> Your objective: Quote the entries word for word. Omit the pictures.

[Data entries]
----------

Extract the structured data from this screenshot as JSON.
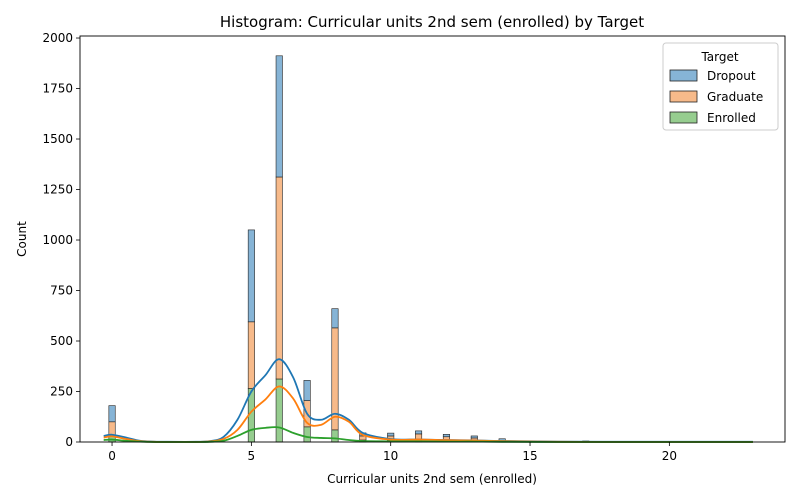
{
  "chart_data": {
    "type": "bar",
    "title": "Histogram: Curricular units 2nd sem (enrolled) by Target",
    "xlabel": "Curricular units 2nd sem (enrolled)",
    "ylabel": "Count",
    "xlim": [
      -1.15,
      24.15
    ],
    "ylim": [
      0,
      2010
    ],
    "x_ticks": [
      0,
      5,
      10,
      15,
      20
    ],
    "y_ticks": [
      0,
      250,
      500,
      750,
      1000,
      1250,
      1500,
      1750,
      2000
    ],
    "stacked": true,
    "bin_width": 0.23,
    "legend": {
      "title": "Target",
      "position": "top-right"
    },
    "series": [
      {
        "name": "Dropout",
        "color": "#1f77b4",
        "fill": "#86b4d6",
        "bins": [
          [
            0,
            80
          ],
          [
            5,
            455
          ],
          [
            6,
            600
          ],
          [
            7,
            100
          ],
          [
            8,
            95
          ],
          [
            9,
            15
          ],
          [
            10,
            14
          ],
          [
            11,
            15
          ],
          [
            12,
            12
          ],
          [
            13,
            10
          ],
          [
            14,
            10
          ],
          [
            17,
            5
          ]
        ],
        "kde_x": [
          -0.3,
          0,
          0.5,
          1,
          1.5,
          2,
          3,
          3.5,
          4,
          4.5,
          5,
          5.5,
          6,
          6.5,
          7,
          7.5,
          8,
          8.5,
          9,
          10,
          11,
          12,
          13,
          14,
          16,
          18,
          20,
          23
        ],
        "kde_y": [
          30,
          36,
          22,
          6,
          2,
          1,
          1,
          4,
          25,
          110,
          250,
          330,
          410,
          320,
          140,
          110,
          140,
          110,
          45,
          15,
          12,
          10,
          8,
          5,
          2,
          1,
          1,
          1
        ]
      },
      {
        "name": "Graduate",
        "color": "#ff7f0e",
        "fill": "#f7ba8a",
        "bins": [
          [
            0,
            70
          ],
          [
            5,
            330
          ],
          [
            6,
            1000
          ],
          [
            7,
            130
          ],
          [
            8,
            505
          ],
          [
            9,
            20
          ],
          [
            10,
            22
          ],
          [
            11,
            30
          ],
          [
            12,
            18
          ],
          [
            13,
            14
          ],
          [
            14,
            3
          ]
        ],
        "kde_x": [
          -0.3,
          0,
          0.5,
          1,
          1.5,
          2,
          3,
          3.5,
          4,
          4.5,
          5,
          5.5,
          6,
          6.5,
          7,
          7.5,
          8,
          8.5,
          9,
          10,
          11,
          12,
          13,
          14,
          16,
          18,
          20,
          23
        ],
        "kde_y": [
          22,
          28,
          15,
          4,
          1,
          0,
          0,
          3,
          15,
          60,
          150,
          210,
          275,
          215,
          95,
          85,
          125,
          100,
          35,
          12,
          12,
          9,
          7,
          4,
          1,
          0,
          0,
          0
        ]
      },
      {
        "name": "Enrolled",
        "color": "#2ca02c",
        "fill": "#96cd8f",
        "bins": [
          [
            0,
            30
          ],
          [
            5,
            265
          ],
          [
            6,
            312
          ],
          [
            7,
            75
          ],
          [
            8,
            60
          ],
          [
            9,
            10
          ],
          [
            10,
            8
          ],
          [
            11,
            10
          ],
          [
            12,
            8
          ],
          [
            13,
            6
          ],
          [
            14,
            3
          ]
        ],
        "kde_x": [
          -0.3,
          0,
          0.5,
          1,
          1.5,
          2,
          3,
          3.5,
          4,
          4.5,
          5,
          5.5,
          6,
          6.5,
          7,
          7.5,
          8,
          8.5,
          9,
          10,
          11,
          12,
          13,
          14,
          16,
          18,
          20,
          23
        ],
        "kde_y": [
          10,
          12,
          6,
          2,
          0,
          0,
          0,
          1,
          6,
          30,
          60,
          70,
          72,
          45,
          25,
          20,
          18,
          10,
          5,
          3,
          3,
          2,
          2,
          1,
          0,
          0,
          0,
          0
        ]
      }
    ]
  }
}
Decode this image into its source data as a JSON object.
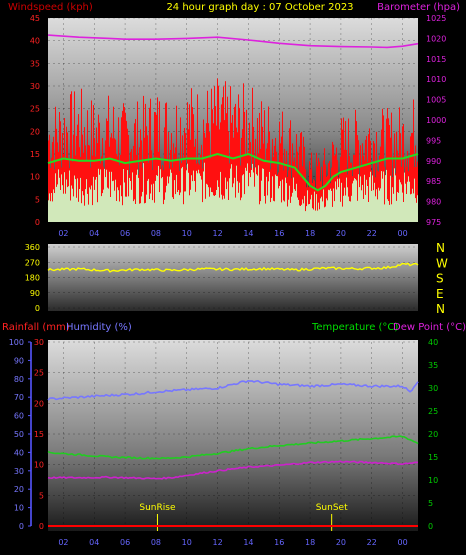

----------

> Complete output:
Extract the structured data from this screenshot as JSON.
{
  "chart_data": {
    "type": "bar",
    "title": "Histogram: Curricular units 2nd sem (enrolled) by Target",
    "xlabel": "Curricular units 2nd sem (enrolled)",
    "ylabel": "Count",
    "xlim": [
      -1.15,
      24.15
    ],
    "ylim": [
      0,
      2010
    ],
    "x_ticks": [
      0,
      5,
      10,
      15,
      20
    ],
    "y_ticks": [
      0,
      250,
      500,
      750,
      1000,
      1250,
      1500,
      1750,
      2000
    ],
    "stacked": true,
    "bin_width": 0.23,
    "legend": {
      "title": "Target",
      "position": "top-right"
    },
    "series": [
      {
        "name": "Dropout",
        "color": "#1f77b4",
        "fill": "#86b4d6",
        "bins": [
          [
            0,
            80
          ],
          [
            5,
            455
          ],
          [
            6,
            600
          ],
          [
            7,
            100
          ],
          [
            8,
            95
          ],
          [
            9,
            15
          ],
          [
            10,
            14
          ],
          [
            11,
            15
          ],
          [
            12,
            12
          ],
          [
            13,
            10
          ],
          [
            14,
            10
          ],
          [
            17,
            5
          ]
        ],
        "kde_x": [
          -0.3,
          0,
          0.5,
          1,
          1.5,
          2,
          3,
          3.5,
          4,
          4.5,
          5,
          5.5,
          6,
          6.5,
          7,
          7.5,
          8,
          8.5,
          9,
          10,
          11,
          12,
          13,
          14,
          16,
          18,
          20,
          23
        ],
        "kde_y": [
          30,
          36,
          22,
          6,
          2,
          1,
          1,
          4,
          25,
          110,
          250,
          330,
          410,
          320,
          140,
          110,
          140,
          110,
          45,
          15,
          12,
          10,
          8,
          5,
          2,
          1,
          1,
          1
        ]
      },
      {
        "name": "Graduate",
        "color": "#ff7f0e",
        "fill": "#f7ba8a",
        "bins": [
          [
            0,
            70
          ],
          [
            5,
            330
          ],
          [
            6,
            1000
          ],
          [
            7,
            130
          ],
          [
            8,
            505
          ],
          [
            9,
            20
          ],
          [
            10,
            22
          ],
          [
            11,
            30
          ],
          [
            12,
            18
          ],
          [
            13,
            14
          ],
          [
            14,
            3
          ]
        ],
        "kde_x": [
          -0.3,
          0,
          0.5,
          1,
          1.5,
          2,
          3,
          3.5,
          4,
          4.5,
          5,
          5.5,
          6,
          6.5,
          7,
          7.5,
          8,
          8.5,
          9,
          10,
          11,
          12,
          13,
          14,
          16,
          18,
          20,
          23
        ],
        "kde_y": [
          22,
          28,
          15,
          4,
          1,
          0,
          0,
          3,
          15,
          60,
          150,
          210,
          275,
          215,
          95,
          85,
          125,
          100,
          35,
          12,
          12,
          9,
          7,
          4,
          1,
          0,
          0,
          0
        ]
      },
      {
        "name": "Enrolled",
        "color": "#2ca02c",
        "fill": "#96cd8f",
        "bins": [
          [
            0,
            30
          ],
          [
            5,
            265
          ],
          [
            6,
            312
          ],
          [
            7,
            75
          ],
          [
            8,
            60
          ],
          [
            9,
            10
          ],
          [
            10,
            8
          ],
          [
            11,
            10
          ],
          [
            12,
            8
          ],
          [
            13,
            6
          ],
          [
            14,
            3
          ]
        ],
        "kde_x": [
          -0.3,
          0,
          0.5,
          1,
          1.5,
          2,
          3,
          3.5,
          4,
          4.5,
          5,
          5.5,
          6,
          6.5,
          7,
          7.5,
          8,
          8.5,
          9,
          10,
          11,
          12,
          13,
          14,
          16,
          18,
          20,
          23
        ],
        "kde_y": [
          10,
          12,
          6,
          2,
          0,
          0,
          0,
          1,
          6,
          30,
          60,
          70,
          72,
          45,
          25,
          20,
          18,
          10,
          5,
          3,
          3,
          2,
          2,
          1,
          0,
          0,
          0,
          0
        ]
      }
    ]
  }
}
Decode this image into its source data as a JSON object.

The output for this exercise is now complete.